= Listing =
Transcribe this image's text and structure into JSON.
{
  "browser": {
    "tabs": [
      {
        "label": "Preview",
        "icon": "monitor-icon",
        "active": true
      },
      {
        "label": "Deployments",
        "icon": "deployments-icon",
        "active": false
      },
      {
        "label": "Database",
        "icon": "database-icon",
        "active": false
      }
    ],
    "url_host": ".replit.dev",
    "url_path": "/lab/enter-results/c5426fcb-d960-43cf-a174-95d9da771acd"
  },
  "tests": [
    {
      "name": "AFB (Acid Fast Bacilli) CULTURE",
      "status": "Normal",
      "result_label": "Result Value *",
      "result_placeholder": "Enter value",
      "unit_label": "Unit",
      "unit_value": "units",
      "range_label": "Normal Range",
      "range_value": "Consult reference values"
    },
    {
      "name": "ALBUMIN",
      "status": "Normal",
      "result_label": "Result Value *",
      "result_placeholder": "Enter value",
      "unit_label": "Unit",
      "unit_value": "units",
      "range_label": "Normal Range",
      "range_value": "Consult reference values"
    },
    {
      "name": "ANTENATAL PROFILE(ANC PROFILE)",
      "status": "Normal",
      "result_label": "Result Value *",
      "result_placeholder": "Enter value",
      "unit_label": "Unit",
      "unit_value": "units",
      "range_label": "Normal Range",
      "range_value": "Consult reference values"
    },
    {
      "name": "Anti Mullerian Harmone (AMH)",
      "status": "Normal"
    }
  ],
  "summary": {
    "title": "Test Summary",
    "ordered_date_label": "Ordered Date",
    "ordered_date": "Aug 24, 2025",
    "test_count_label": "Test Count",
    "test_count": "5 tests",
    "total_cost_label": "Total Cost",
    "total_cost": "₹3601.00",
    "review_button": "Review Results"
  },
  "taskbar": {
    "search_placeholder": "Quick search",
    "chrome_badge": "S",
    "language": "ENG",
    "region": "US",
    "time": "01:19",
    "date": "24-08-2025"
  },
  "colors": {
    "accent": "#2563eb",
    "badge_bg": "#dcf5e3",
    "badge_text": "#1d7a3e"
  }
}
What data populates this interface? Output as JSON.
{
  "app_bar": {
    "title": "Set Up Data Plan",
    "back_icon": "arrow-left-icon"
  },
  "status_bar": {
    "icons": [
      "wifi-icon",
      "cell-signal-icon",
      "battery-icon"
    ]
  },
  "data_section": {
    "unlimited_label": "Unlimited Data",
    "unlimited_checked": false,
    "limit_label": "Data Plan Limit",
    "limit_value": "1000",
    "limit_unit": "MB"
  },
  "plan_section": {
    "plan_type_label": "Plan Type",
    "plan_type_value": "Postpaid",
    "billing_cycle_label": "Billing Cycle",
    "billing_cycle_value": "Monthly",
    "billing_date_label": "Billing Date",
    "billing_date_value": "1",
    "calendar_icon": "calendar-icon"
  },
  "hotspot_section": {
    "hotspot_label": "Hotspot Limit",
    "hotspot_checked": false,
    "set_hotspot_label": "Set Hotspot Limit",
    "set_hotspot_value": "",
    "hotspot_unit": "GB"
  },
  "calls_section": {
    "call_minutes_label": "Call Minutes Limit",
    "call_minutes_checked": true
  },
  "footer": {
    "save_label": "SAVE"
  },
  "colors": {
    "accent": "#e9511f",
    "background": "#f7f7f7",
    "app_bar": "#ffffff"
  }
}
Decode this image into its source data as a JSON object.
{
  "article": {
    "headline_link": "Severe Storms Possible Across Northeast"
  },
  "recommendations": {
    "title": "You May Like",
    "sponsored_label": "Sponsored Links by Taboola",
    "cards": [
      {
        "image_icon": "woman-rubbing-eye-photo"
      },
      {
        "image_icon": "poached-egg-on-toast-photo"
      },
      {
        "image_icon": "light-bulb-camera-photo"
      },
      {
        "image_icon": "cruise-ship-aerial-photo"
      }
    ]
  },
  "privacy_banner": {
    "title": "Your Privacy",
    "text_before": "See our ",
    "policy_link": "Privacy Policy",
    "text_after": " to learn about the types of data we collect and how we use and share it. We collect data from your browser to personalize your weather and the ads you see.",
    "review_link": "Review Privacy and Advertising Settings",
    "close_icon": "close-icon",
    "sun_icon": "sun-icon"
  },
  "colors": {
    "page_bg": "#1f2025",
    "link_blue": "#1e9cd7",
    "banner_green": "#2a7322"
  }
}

= What is required =
Reproduce every record above exactly as it appears.

= Finished task =
Transcribe this image's text and structure into JSON.
{
  "browser": {
    "tabs": [
      {
        "label": "Preview",
        "icon": "monitor-icon",
        "active": true
      },
      {
        "label": "Deployments",
        "icon": "deployments-icon",
        "active": false
      },
      {
        "label": "Database",
        "icon": "database-icon",
        "active": false
      }
    ],
    "url_host": ".replit.dev",
    "url_path": "/lab/enter-results/c5426fcb-d960-43cf-a174-95d9da771acd"
  },
  "tests": [
    {
      "name": "AFB (Acid Fast Bacilli) CULTURE",
      "status": "Normal",
      "result_label": "Result Value *",
      "result_placeholder": "Enter value",
      "unit_label": "Unit",
      "unit_value": "units",
      "range_label": "Normal Range",
      "range_value": "Consult reference values"
    },
    {
      "name": "ALBUMIN",
      "status": "Normal",
      "result_label": "Result Value *",
      "result_placeholder": "Enter value",
      "unit_label": "Unit",
      "unit_value": "units",
      "range_label": "Normal Range",
      "range_value": "Consult reference values"
    },
    {
      "name": "ANTENATAL PROFILE(ANC PROFILE)",
      "status": "Normal",
      "result_label": "Result Value *",
      "result_placeholder": "Enter value",
      "unit_label": "Unit",
      "unit_value": "units",
      "range_label": "Normal Range",
      "range_value": "Consult reference values"
    },
    {
      "name": "Anti Mullerian Harmone (AMH)",
      "status": "Normal"
    }
  ],
  "summary": {
    "title": "Test Summary",
    "ordered_date_label": "Ordered Date",
    "ordered_date": "Aug 24, 2025",
    "test_count_label": "Test Count",
    "test_count": "5 tests",
    "total_cost_label": "Total Cost",
    "total_cost": "₹3601.00",
    "review_button": "Review Results"
  },
  "taskbar": {
    "search_placeholder": "Quick search",
    "chrome_badge": "S",
    "language": "ENG",
    "region": "US",
    "time": "01:19",
    "date": "24-08-2025"
  },
  "colors": {
    "accent": "#2563eb",
    "badge_bg": "#dcf5e3",
    "badge_text": "#1d7a3e"
  }
}
What data populates this interface? Output as JSON.
{
  "app_bar": {
    "title": "Set Up Data Plan",
    "back_icon": "arrow-left-icon"
  },
  "status_bar": {
    "icons": [
      "wifi-icon",
      "cell-signal-icon",
      "battery-icon"
    ]
  },
  "data_section": {
    "unlimited_label": "Unlimited Data",
    "unlimited_checked": false,
    "limit_label": "Data Plan Limit",
    "limit_value": "1000",
    "limit_unit": "MB"
  },
  "plan_section": {
    "plan_type_label": "Plan Type",
    "plan_type_value": "Postpaid",
    "billing_cycle_label": "Billing Cycle",
    "billing_cycle_value": "Monthly",
    "billing_date_label": "Billing Date",
    "billing_date_value": "1",
    "calendar_icon": "calendar-icon"
  },
  "hotspot_section": {
    "hotspot_label": "Hotspot Limit",
    "hotspot_checked": false,
    "set_hotspot_label": "Set Hotspot Limit",
    "set_hotspot_value": "",
    "hotspot_unit": "GB"
  },
  "calls_section": {
    "call_minutes_label": "Call Minutes Limit",
    "call_minutes_checked": true
  },
  "footer": {
    "save_label": "SAVE"
  },
  "colors": {
    "accent": "#e9511f",
    "background": "#f7f7f7",
    "app_bar": "#ffffff"
  }
}
Decode this image into its source data as a JSON object.
{
  "article": {
    "headline_link": "Severe Storms Possible Across Northeast"
  },
  "recommendations": {
    "title": "You May Like",
    "sponsored_label": "Sponsored Links by Taboola",
    "cards": [
      {
        "image_icon": "woman-rubbing-eye-photo"
      },
      {
        "image_icon": "poached-egg-on-toast-photo"
      },
      {
        "image_icon": "light-bulb-camera-photo"
      },
      {
        "image_icon": "cruise-ship-aerial-photo"
      }
    ]
  },
  "privacy_banner": {
    "title": "Your Privacy",
    "text_before": "See our ",
    "policy_link": "Privacy Policy",
    "text_after": " to learn about the types of data we collect and how we use and share it. We collect data from your browser to personalize your weather and the ads you see.",
    "review_link": "Review Privacy and Advertising Settings",
    "close_icon": "close-icon",
    "sun_icon": "sun-icon"
  },
  "colors": {
    "page_bg": "#1f2025",
    "link_blue": "#1e9cd7",
    "banner_green": "#2a7322"
  }
}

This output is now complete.